== THE INPUT
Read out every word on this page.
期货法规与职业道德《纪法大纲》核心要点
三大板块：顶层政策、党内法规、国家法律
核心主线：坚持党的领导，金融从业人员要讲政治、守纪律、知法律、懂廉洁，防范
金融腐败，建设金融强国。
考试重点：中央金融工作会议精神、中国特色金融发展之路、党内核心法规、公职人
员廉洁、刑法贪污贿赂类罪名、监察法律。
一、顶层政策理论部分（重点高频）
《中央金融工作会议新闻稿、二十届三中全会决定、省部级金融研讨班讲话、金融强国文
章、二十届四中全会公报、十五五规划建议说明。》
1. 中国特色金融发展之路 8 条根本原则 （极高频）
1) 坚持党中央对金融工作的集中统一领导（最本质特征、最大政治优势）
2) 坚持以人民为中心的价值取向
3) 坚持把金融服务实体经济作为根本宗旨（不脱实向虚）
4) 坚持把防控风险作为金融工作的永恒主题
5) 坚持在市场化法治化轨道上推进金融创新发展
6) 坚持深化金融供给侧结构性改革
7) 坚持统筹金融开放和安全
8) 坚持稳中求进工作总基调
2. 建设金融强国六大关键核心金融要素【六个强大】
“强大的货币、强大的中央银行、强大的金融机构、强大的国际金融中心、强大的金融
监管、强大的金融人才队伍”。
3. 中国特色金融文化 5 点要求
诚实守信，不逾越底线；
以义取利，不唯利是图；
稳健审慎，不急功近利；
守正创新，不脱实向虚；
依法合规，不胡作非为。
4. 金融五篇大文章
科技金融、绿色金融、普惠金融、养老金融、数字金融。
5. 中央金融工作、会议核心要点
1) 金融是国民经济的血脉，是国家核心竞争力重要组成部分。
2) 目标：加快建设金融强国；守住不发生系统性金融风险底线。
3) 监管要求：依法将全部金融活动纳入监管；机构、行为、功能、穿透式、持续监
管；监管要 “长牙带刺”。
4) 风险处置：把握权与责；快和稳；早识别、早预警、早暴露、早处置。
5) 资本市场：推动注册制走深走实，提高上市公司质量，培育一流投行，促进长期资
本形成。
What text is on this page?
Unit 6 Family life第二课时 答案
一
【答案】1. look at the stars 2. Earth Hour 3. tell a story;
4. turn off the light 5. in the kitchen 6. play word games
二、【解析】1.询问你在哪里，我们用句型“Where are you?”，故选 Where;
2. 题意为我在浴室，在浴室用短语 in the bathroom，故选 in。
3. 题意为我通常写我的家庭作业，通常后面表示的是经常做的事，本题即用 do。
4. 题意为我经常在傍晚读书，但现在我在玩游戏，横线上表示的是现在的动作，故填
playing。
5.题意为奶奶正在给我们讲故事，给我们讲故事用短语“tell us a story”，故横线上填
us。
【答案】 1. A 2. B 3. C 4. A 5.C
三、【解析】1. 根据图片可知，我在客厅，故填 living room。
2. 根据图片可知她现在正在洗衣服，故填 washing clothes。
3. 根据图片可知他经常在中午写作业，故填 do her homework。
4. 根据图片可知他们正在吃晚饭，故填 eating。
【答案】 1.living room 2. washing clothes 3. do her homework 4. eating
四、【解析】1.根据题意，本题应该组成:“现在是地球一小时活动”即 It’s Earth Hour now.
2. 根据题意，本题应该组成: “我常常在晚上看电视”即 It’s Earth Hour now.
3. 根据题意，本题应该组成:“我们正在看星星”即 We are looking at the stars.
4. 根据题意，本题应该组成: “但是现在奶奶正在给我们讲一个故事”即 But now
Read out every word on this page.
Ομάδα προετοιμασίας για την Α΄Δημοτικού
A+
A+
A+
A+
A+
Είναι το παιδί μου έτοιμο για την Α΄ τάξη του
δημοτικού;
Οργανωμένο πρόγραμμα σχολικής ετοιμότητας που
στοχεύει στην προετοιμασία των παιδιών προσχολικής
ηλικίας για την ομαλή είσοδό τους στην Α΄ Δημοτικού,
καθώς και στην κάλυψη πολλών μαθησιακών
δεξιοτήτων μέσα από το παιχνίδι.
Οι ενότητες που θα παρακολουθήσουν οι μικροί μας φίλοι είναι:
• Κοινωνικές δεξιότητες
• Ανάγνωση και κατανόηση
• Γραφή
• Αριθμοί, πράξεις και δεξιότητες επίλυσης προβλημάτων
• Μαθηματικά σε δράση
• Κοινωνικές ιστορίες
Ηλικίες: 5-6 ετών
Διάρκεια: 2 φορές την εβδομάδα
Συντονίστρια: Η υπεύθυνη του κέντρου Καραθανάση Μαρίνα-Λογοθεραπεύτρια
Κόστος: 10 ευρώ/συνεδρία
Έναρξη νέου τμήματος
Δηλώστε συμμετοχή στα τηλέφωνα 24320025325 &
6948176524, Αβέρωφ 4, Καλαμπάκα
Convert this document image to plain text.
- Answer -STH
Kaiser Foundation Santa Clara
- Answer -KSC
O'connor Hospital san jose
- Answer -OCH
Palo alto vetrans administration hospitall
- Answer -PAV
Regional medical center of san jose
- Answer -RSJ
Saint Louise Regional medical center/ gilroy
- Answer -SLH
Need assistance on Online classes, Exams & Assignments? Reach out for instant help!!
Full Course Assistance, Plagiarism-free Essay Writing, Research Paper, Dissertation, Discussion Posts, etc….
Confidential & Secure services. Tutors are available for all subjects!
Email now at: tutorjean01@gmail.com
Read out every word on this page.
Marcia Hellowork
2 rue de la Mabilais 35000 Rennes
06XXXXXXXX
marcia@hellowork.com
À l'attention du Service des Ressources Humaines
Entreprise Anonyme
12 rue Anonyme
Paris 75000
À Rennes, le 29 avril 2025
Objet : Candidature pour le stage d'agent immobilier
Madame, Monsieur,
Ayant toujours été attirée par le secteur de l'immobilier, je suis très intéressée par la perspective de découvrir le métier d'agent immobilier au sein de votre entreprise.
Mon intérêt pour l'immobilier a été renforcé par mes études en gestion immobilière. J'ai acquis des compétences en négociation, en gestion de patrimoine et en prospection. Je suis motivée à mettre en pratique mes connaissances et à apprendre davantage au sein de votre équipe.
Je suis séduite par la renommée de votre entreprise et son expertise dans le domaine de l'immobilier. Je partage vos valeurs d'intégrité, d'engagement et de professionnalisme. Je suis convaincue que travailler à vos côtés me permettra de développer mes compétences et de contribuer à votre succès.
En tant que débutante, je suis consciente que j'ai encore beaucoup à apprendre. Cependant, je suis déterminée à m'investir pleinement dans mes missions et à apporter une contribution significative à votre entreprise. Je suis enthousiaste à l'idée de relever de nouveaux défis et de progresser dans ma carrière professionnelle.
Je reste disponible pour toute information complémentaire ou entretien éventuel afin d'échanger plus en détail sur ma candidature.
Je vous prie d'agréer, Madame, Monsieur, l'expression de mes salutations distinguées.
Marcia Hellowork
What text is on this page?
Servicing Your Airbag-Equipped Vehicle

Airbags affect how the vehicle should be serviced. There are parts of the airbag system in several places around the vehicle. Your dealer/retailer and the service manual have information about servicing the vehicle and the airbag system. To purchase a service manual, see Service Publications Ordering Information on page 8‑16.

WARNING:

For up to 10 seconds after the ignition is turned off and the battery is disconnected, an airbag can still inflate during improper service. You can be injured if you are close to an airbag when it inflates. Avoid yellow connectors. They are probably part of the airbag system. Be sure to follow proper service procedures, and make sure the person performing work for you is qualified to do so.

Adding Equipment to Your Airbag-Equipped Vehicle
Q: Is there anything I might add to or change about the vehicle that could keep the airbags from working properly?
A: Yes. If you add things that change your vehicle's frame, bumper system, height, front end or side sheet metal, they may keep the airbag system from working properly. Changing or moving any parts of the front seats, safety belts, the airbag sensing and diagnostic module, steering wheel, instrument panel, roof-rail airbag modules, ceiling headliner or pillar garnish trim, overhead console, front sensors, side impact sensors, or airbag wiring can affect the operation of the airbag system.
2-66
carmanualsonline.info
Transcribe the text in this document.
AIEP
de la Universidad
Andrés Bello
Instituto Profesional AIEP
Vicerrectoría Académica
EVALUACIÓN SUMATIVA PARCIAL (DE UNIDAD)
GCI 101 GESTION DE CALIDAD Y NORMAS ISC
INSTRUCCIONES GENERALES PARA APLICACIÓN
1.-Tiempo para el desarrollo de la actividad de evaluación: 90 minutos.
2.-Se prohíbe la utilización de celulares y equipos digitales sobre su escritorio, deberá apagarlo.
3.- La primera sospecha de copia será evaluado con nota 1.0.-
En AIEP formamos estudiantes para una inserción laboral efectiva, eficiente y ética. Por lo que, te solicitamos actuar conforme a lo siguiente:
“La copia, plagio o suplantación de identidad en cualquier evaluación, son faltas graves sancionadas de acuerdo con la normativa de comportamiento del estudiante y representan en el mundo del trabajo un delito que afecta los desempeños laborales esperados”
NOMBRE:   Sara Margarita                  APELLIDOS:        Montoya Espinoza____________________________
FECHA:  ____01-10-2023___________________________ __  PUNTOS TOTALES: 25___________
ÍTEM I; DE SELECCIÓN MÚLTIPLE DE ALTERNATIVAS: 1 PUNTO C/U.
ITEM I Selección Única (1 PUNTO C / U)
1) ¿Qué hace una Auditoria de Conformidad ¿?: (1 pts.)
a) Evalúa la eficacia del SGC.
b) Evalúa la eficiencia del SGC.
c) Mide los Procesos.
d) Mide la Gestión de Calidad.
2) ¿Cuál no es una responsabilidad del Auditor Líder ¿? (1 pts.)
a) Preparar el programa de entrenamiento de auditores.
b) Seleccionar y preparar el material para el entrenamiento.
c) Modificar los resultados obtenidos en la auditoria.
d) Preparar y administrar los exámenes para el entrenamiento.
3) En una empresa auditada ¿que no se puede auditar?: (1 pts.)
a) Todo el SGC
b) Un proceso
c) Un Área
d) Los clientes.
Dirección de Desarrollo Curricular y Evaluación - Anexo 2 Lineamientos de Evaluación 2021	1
====
> [SET EXERCISE] Go through the listing above and return every line where the word "στην" occurs.

> [RESPONSE TO THE TASK]
στοχεύει στην προετοιμασία των παιδιών προσχολικής
ηλικίας για την ομαλή είσοδό τους στην Α΄ Δημοτικού,
καθώς και στην κάλυψη πολλών μαθησιακών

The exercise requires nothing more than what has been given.